-- Begin --
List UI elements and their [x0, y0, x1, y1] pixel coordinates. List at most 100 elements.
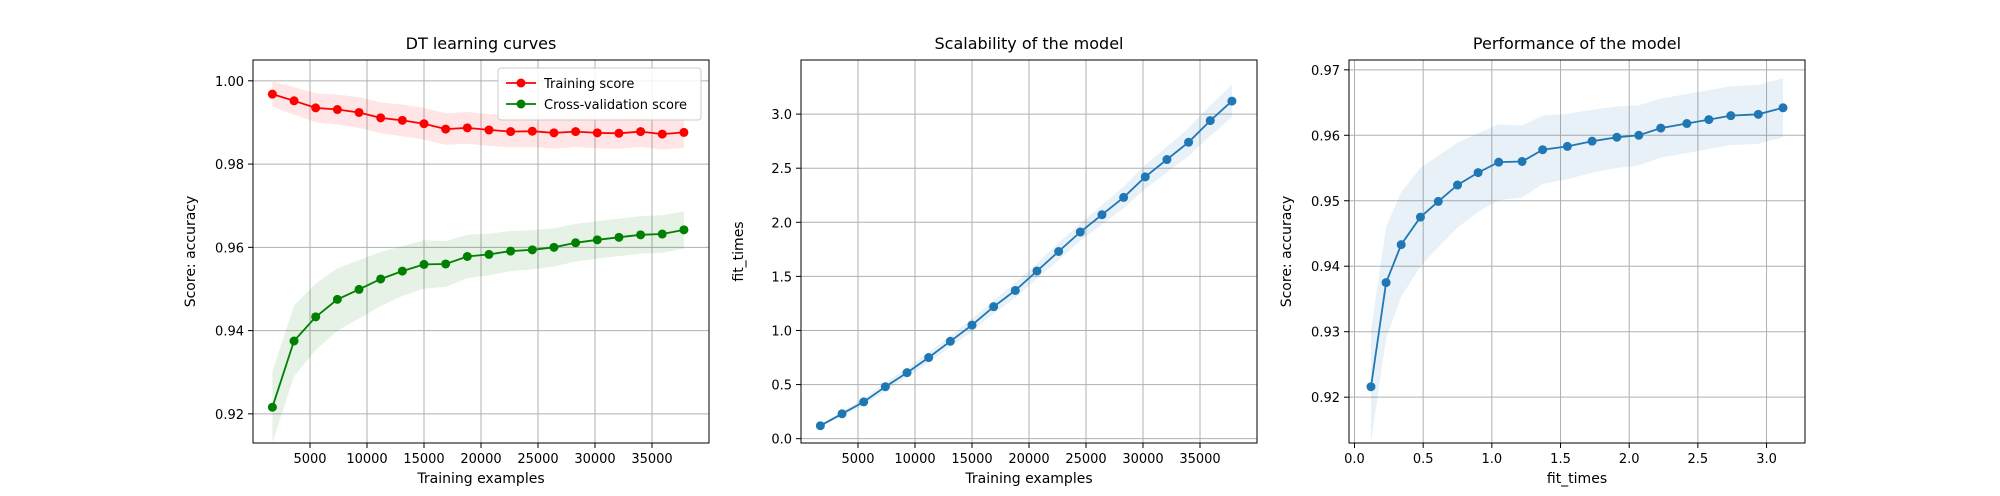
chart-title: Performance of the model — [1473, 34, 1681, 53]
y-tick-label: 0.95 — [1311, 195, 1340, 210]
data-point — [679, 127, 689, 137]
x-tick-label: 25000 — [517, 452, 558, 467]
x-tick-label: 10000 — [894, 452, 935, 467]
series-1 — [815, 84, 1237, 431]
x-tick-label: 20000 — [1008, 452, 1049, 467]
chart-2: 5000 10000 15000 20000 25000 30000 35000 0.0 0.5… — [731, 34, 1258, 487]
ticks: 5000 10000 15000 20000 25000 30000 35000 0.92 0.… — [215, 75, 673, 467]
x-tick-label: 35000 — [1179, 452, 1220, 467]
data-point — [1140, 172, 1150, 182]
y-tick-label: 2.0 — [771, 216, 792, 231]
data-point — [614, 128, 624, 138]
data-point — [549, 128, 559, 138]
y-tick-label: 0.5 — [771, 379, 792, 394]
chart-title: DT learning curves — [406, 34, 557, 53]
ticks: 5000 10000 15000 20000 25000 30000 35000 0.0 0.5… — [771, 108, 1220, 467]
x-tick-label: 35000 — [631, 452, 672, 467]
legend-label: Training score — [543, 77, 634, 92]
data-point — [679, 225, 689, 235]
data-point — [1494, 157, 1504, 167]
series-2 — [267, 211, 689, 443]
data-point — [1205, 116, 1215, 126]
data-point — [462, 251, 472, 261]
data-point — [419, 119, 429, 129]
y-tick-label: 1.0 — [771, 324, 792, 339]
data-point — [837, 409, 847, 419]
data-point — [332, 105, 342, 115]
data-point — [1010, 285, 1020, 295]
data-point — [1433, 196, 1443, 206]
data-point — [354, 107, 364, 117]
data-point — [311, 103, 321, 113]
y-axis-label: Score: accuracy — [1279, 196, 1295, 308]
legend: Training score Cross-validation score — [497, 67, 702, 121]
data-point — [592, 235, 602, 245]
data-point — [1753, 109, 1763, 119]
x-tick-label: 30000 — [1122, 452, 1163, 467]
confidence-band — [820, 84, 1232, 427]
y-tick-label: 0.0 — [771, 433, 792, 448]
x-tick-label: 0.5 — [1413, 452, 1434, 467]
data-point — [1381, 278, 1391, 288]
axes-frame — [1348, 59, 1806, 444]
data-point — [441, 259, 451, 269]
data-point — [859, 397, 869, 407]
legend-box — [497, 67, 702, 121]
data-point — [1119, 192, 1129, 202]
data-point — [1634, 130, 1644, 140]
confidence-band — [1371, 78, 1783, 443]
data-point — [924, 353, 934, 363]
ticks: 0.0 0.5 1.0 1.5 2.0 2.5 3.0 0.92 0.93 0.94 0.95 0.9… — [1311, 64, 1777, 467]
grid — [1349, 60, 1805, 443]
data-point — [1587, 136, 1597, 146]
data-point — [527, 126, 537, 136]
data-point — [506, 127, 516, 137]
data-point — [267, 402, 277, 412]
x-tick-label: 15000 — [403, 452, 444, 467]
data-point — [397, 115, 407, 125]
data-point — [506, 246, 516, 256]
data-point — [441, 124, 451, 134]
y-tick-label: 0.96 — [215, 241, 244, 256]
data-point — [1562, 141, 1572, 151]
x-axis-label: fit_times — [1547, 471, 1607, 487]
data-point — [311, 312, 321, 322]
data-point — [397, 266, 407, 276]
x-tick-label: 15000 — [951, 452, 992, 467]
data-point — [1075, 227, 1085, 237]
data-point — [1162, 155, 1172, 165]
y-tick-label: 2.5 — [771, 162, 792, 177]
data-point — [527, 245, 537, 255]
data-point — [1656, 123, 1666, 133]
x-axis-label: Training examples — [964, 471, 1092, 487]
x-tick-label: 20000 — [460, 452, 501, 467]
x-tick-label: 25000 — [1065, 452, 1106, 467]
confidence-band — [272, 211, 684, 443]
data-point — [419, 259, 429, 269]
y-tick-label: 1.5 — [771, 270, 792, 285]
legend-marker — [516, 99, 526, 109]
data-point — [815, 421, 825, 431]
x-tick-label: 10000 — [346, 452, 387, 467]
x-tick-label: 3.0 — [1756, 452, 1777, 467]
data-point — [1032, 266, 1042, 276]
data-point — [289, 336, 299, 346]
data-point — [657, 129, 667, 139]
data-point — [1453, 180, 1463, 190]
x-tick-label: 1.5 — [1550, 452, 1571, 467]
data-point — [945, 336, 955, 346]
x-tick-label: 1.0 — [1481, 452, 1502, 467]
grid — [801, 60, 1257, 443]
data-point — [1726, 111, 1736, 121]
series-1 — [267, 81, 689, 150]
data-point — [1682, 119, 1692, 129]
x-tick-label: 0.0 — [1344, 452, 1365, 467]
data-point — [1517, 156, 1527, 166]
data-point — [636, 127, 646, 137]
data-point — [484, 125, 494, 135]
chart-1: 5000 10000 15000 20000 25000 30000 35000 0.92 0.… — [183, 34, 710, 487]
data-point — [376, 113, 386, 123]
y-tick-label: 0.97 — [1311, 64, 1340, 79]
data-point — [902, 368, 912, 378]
-- End --
* [TASK GOAL]:
Pick out each line above that contains the string "axis" with matching case, and copy those lines.

* [CORRECT RESULT]:
y-axis-label: Score: accuracy — [1279, 196, 1295, 308]
x-axis-label: fit_times — [1547, 471, 1607, 487]
x-axis-label: Training examples — [964, 471, 1092, 487]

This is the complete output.